__TASK DESCRIPTION__:
State how many lines of the listing below include the word "Betriebsgewinn". Give only the number.

▼

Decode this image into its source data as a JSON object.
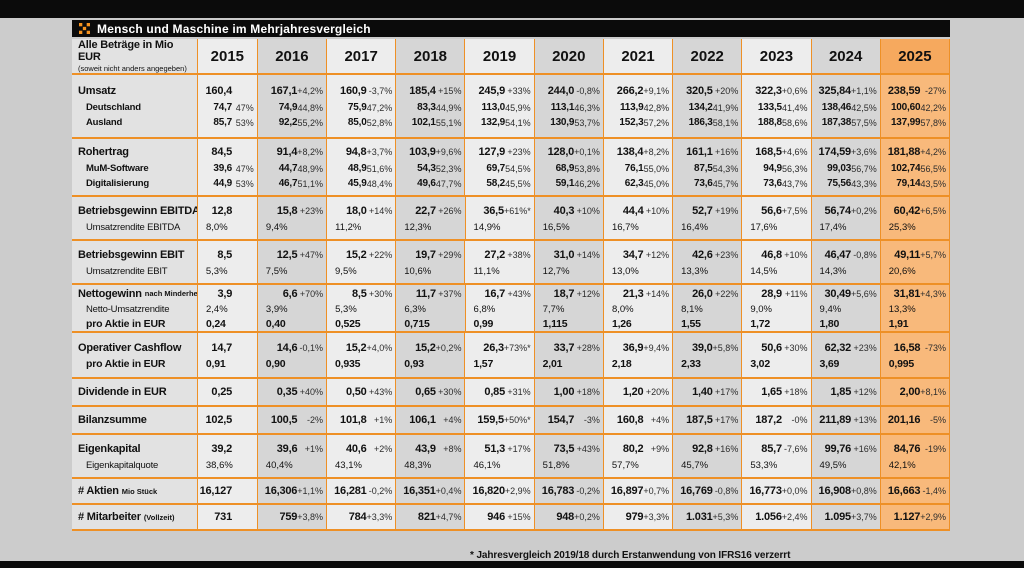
{
  "page": {
    "title": "Mensch und Maschine im Mehrjahresvergleich",
    "footnote": "* Jahresvergleich 2019/18 durch Erstanwendung von IFRS16 verzerrt"
  },
  "colors": {
    "accent_orange": "#ee9026",
    "logo_orange": "#f6921e",
    "highlight_column": "#f8b97b",
    "highlight_header": "#f6a95e",
    "column_light": "#ededed",
    "column_dark": "#d6d6d6",
    "label_column": "#e2e2e2",
    "bar_black": "#0b0b0b",
    "page_background": "#cccccc"
  },
  "chart_data": {
    "type": "table",
    "title": "Mensch und Maschine im Mehrjahresvergleich",
    "unit_label": "Alle Beträge in Mio EUR",
    "unit_sublabel": "(soweit nicht anders angegeben)",
    "years": [
      "2015",
      "2016",
      "2017",
      "2018",
      "2019",
      "2020",
      "2021",
      "2022",
      "2023",
      "2024",
      "2025"
    ],
    "highlight_year": "2025",
    "groups": [
      {
        "rows": [
          {
            "label": "Umsatz",
            "suffix": "",
            "style": "main",
            "cells": [
              [
                "160,4",
                ""
              ],
              [
                "167,1",
                "+4,2%"
              ],
              [
                "160,9",
                "-3,7%"
              ],
              [
                "185,4",
                "+15%"
              ],
              [
                "245,9",
                "+33%"
              ],
              [
                "244,0",
                "-0,8%"
              ],
              [
                "266,2",
                "+9,1%"
              ],
              [
                "320,5",
                "+20%"
              ],
              [
                "322,3",
                "+0,6%"
              ],
              [
                "325,84",
                "+1,1%"
              ],
              [
                "238,59",
                "-27%"
              ]
            ]
          },
          {
            "label": "Deutschland",
            "suffix": "",
            "style": "sub",
            "cells": [
              [
                "74,7",
                "47%"
              ],
              [
                "74,9",
                "44,8%"
              ],
              [
                "75,9",
                "47,2%"
              ],
              [
                "83,3",
                "44,9%"
              ],
              [
                "113,0",
                "45,9%"
              ],
              [
                "113,1",
                "46,3%"
              ],
              [
                "113,9",
                "42,8%"
              ],
              [
                "134,2",
                "41,9%"
              ],
              [
                "133,5",
                "41,4%"
              ],
              [
                "138,46",
                "42,5%"
              ],
              [
                "100,60",
                "42,2%"
              ]
            ]
          },
          {
            "label": "Ausland",
            "suffix": "",
            "style": "sub",
            "cells": [
              [
                "85,7",
                "53%"
              ],
              [
                "92,2",
                "55,2%"
              ],
              [
                "85,0",
                "52,8%"
              ],
              [
                "102,1",
                "55,1%"
              ],
              [
                "132,9",
                "54,1%"
              ],
              [
                "130,9",
                "53,7%"
              ],
              [
                "152,3",
                "57,2%"
              ],
              [
                "186,3",
                "58,1%"
              ],
              [
                "188,8",
                "58,6%"
              ],
              [
                "187,38",
                "57,5%"
              ],
              [
                "137,99",
                "57,8%"
              ]
            ]
          }
        ]
      },
      {
        "rows": [
          {
            "label": "Rohertrag",
            "suffix": "",
            "style": "main",
            "cells": [
              [
                "84,5",
                ""
              ],
              [
                "91,4",
                "+8,2%"
              ],
              [
                "94,8",
                "+3,7%"
              ],
              [
                "103,9",
                "+9,6%"
              ],
              [
                "127,9",
                "+23%"
              ],
              [
                "128,0",
                "+0,1%"
              ],
              [
                "138,4",
                "+8,2%"
              ],
              [
                "161,1",
                "+16%"
              ],
              [
                "168,5",
                "+4,6%"
              ],
              [
                "174,59",
                "+3,6%"
              ],
              [
                "181,88",
                "+4,2%"
              ]
            ]
          },
          {
            "label": "MuM-Software",
            "suffix": "",
            "style": "sub",
            "cells": [
              [
                "39,6",
                "47%"
              ],
              [
                "44,7",
                "48,9%"
              ],
              [
                "48,9",
                "51,6%"
              ],
              [
                "54,3",
                "52,3%"
              ],
              [
                "69,7",
                "54,5%"
              ],
              [
                "68,9",
                "53,8%"
              ],
              [
                "76,1",
                "55,0%"
              ],
              [
                "87,5",
                "54,3%"
              ],
              [
                "94,9",
                "56,3%"
              ],
              [
                "99,03",
                "56,7%"
              ],
              [
                "102,74",
                "56,5%"
              ]
            ]
          },
          {
            "label": "Digitalisierung",
            "suffix": "",
            "style": "sub",
            "cells": [
              [
                "44,9",
                "53%"
              ],
              [
                "46,7",
                "51,1%"
              ],
              [
                "45,9",
                "48,4%"
              ],
              [
                "49,6",
                "47,7%"
              ],
              [
                "58,2",
                "45,5%"
              ],
              [
                "59,1",
                "46,2%"
              ],
              [
                "62,3",
                "45,0%"
              ],
              [
                "73,6",
                "45,7%"
              ],
              [
                "73,6",
                "43,7%"
              ],
              [
                "75,56",
                "43,3%"
              ],
              [
                "79,14",
                "43,5%"
              ]
            ]
          }
        ]
      },
      {
        "rows": [
          {
            "label": "Betriebsgewinn EBITDA",
            "suffix": "",
            "style": "main",
            "cells": [
              [
                "12,8",
                ""
              ],
              [
                "15,8",
                "+23%"
              ],
              [
                "18,0",
                "+14%"
              ],
              [
                "22,7",
                "+26%"
              ],
              [
                "36,5",
                "+61%*"
              ],
              [
                "40,3",
                "+10%"
              ],
              [
                "44,4",
                "+10%"
              ],
              [
                "52,7",
                "+19%"
              ],
              [
                "56,6",
                "+7,5%"
              ],
              [
                "56,74",
                "+0,2%"
              ],
              [
                "60,42",
                "+6,5%"
              ]
            ]
          },
          {
            "label": "Umsatzrendite EBITDA",
            "suffix": "",
            "style": "rend",
            "cells": [
              "8,0%",
              "9,4%",
              "11,2%",
              "12,3%",
              "14,9%",
              "16,5%",
              "16,7%",
              "16,4%",
              "17,6%",
              "17,4%",
              "25,3%"
            ]
          }
        ]
      },
      {
        "rows": [
          {
            "label": "Betriebsgewinn EBIT",
            "suffix": "",
            "style": "main",
            "cells": [
              [
                "8,5",
                ""
              ],
              [
                "12,5",
                "+47%"
              ],
              [
                "15,2",
                "+22%"
              ],
              [
                "19,7",
                "+29%"
              ],
              [
                "27,2",
                "+38%"
              ],
              [
                "31,0",
                "+14%"
              ],
              [
                "34,7",
                "+12%"
              ],
              [
                "42,6",
                "+23%"
              ],
              [
                "46,8",
                "+10%"
              ],
              [
                "46,47",
                "-0,8%"
              ],
              [
                "49,11",
                "+5,7%"
              ]
            ]
          },
          {
            "label": "Umsatzrendite EBIT",
            "suffix": "",
            "style": "rend",
            "cells": [
              "5,3%",
              "7,5%",
              "9,5%",
              "10,6%",
              "11,1%",
              "12,7%",
              "13,0%",
              "13,3%",
              "14,5%",
              "14,3%",
              "20,6%"
            ]
          }
        ]
      },
      {
        "rows": [
          {
            "label": "Nettogewinn",
            "suffix": "nach Minderheiten",
            "style": "main",
            "cells": [
              [
                "3,9",
                ""
              ],
              [
                "6,6",
                "+70%"
              ],
              [
                "8,5",
                "+30%"
              ],
              [
                "11,7",
                "+37%"
              ],
              [
                "16,7",
                "+43%"
              ],
              [
                "18,7",
                "+12%"
              ],
              [
                "21,3",
                "+14%"
              ],
              [
                "26,0",
                "+22%"
              ],
              [
                "28,9",
                "+11%"
              ],
              [
                "30,49",
                "+5,6%"
              ],
              [
                "31,81",
                "+4,3%"
              ]
            ]
          },
          {
            "label": "Netto-Umsatzrendite",
            "suffix": "",
            "style": "rend",
            "cells": [
              "2,4%",
              "3,9%",
              "5,3%",
              "6,3%",
              "6,8%",
              "7,7%",
              "8,0%",
              "8,1%",
              "9,0%",
              "9,4%",
              "13,3%"
            ]
          },
          {
            "label": "pro Aktie in EUR",
            "suffix": "",
            "style": "eps",
            "cells": [
              "0,24",
              "0,40",
              "0,525",
              "0,715",
              "0,99",
              "1,115",
              "1,26",
              "1,55",
              "1,72",
              "1,80",
              "1,91"
            ]
          }
        ]
      },
      {
        "rows": [
          {
            "label": "Operativer Cashflow",
            "suffix": "",
            "style": "main",
            "cells": [
              [
                "14,7",
                ""
              ],
              [
                "14,6",
                "-0,1%"
              ],
              [
                "15,2",
                "+4,0%"
              ],
              [
                "15,2",
                "+0,2%"
              ],
              [
                "26,3",
                "+73%*"
              ],
              [
                "33,7",
                "+28%"
              ],
              [
                "36,9",
                "+9,4%"
              ],
              [
                "39,0",
                "+5,8%"
              ],
              [
                "50,6",
                "+30%"
              ],
              [
                "62,32",
                "+23%"
              ],
              [
                "16,58",
                "-73%"
              ]
            ]
          },
          {
            "label": "pro Aktie in EUR",
            "suffix": "",
            "style": "eps",
            "cells": [
              "0,91",
              "0,90",
              "0,935",
              "0,93",
              "1,57",
              "2,01",
              "2,18",
              "2,33",
              "3,02",
              "3,69",
              "0,995"
            ]
          }
        ]
      },
      {
        "rows": [
          {
            "label": "Dividende in EUR",
            "suffix": "",
            "style": "main",
            "cells": [
              [
                "0,25",
                ""
              ],
              [
                "0,35",
                "+40%"
              ],
              [
                "0,50",
                "+43%"
              ],
              [
                "0,65",
                "+30%"
              ],
              [
                "0,85",
                "+31%"
              ],
              [
                "1,00",
                "+18%"
              ],
              [
                "1,20",
                "+20%"
              ],
              [
                "1,40",
                "+17%"
              ],
              [
                "1,65",
                "+18%"
              ],
              [
                "1,85",
                "+12%"
              ],
              [
                "2,00",
                "+8,1%"
              ]
            ]
          }
        ]
      },
      {
        "rows": [
          {
            "label": "Bilanzsumme",
            "suffix": "",
            "style": "main",
            "cells": [
              [
                "102,5",
                ""
              ],
              [
                "100,5",
                "-2%"
              ],
              [
                "101,8",
                "+1%"
              ],
              [
                "106,1",
                "+4%"
              ],
              [
                "159,5",
                "+50%*"
              ],
              [
                "154,7",
                "-3%"
              ],
              [
                "160,8",
                "+4%"
              ],
              [
                "187,5",
                "+17%"
              ],
              [
                "187,2",
                "-0%"
              ],
              [
                "211,89",
                "+13%"
              ],
              [
                "201,16",
                "-5%"
              ]
            ]
          }
        ]
      },
      {
        "rows": [
          {
            "label": "Eigenkapital",
            "suffix": "",
            "style": "main",
            "cells": [
              [
                "39,2",
                ""
              ],
              [
                "39,6",
                "+1%"
              ],
              [
                "40,6",
                "+2%"
              ],
              [
                "43,9",
                "+8%"
              ],
              [
                "51,3",
                "+17%"
              ],
              [
                "73,5",
                "+43%"
              ],
              [
                "80,2",
                "+9%"
              ],
              [
                "92,8",
                "+16%"
              ],
              [
                "85,7",
                "-7,6%"
              ],
              [
                "99,76",
                "+16%"
              ],
              [
                "84,76",
                "-19%"
              ]
            ]
          },
          {
            "label": "Eigenkapitalquote",
            "suffix": "",
            "style": "rend",
            "cells": [
              "38,6%",
              "40,4%",
              "43,1%",
              "48,3%",
              "46,1%",
              "51,8%",
              "57,7%",
              "45,7%",
              "53,3%",
              "49,5%",
              "42,1%"
            ]
          }
        ]
      },
      {
        "rows": [
          {
            "label": "# Aktien",
            "suffix": "Mio Stück",
            "style": "main",
            "cells": [
              [
                "16,127",
                ""
              ],
              [
                "16,306",
                "+1,1%"
              ],
              [
                "16,281",
                "-0,2%"
              ],
              [
                "16,351",
                "+0,4%"
              ],
              [
                "16,820",
                "+2,9%"
              ],
              [
                "16,783",
                "-0,2%"
              ],
              [
                "16,897",
                "+0,7%"
              ],
              [
                "16,769",
                "-0,8%"
              ],
              [
                "16,773",
                "+0,0%"
              ],
              [
                "16,908",
                "+0,8%"
              ],
              [
                "16,663",
                "-1,4%"
              ]
            ]
          }
        ]
      },
      {
        "rows": [
          {
            "label": "# Mitarbeiter",
            "suffix": "(Vollzeit)",
            "style": "main",
            "cells": [
              [
                "731",
                ""
              ],
              [
                "759",
                "+3,8%"
              ],
              [
                "784",
                "+3,3%"
              ],
              [
                "821",
                "+4,7%"
              ],
              [
                "946",
                "+15%"
              ],
              [
                "948",
                "+0,2%"
              ],
              [
                "979",
                "+3,3%"
              ],
              [
                "1.031",
                "+5,3%"
              ],
              [
                "1.056",
                "+2,4%"
              ],
              [
                "1.095",
                "+3,7%"
              ],
              [
                "1.127",
                "+2,9%"
              ]
            ]
          }
        ]
      }
    ]
  }
}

▲

__RESPONSE TO THIS TASK__:
2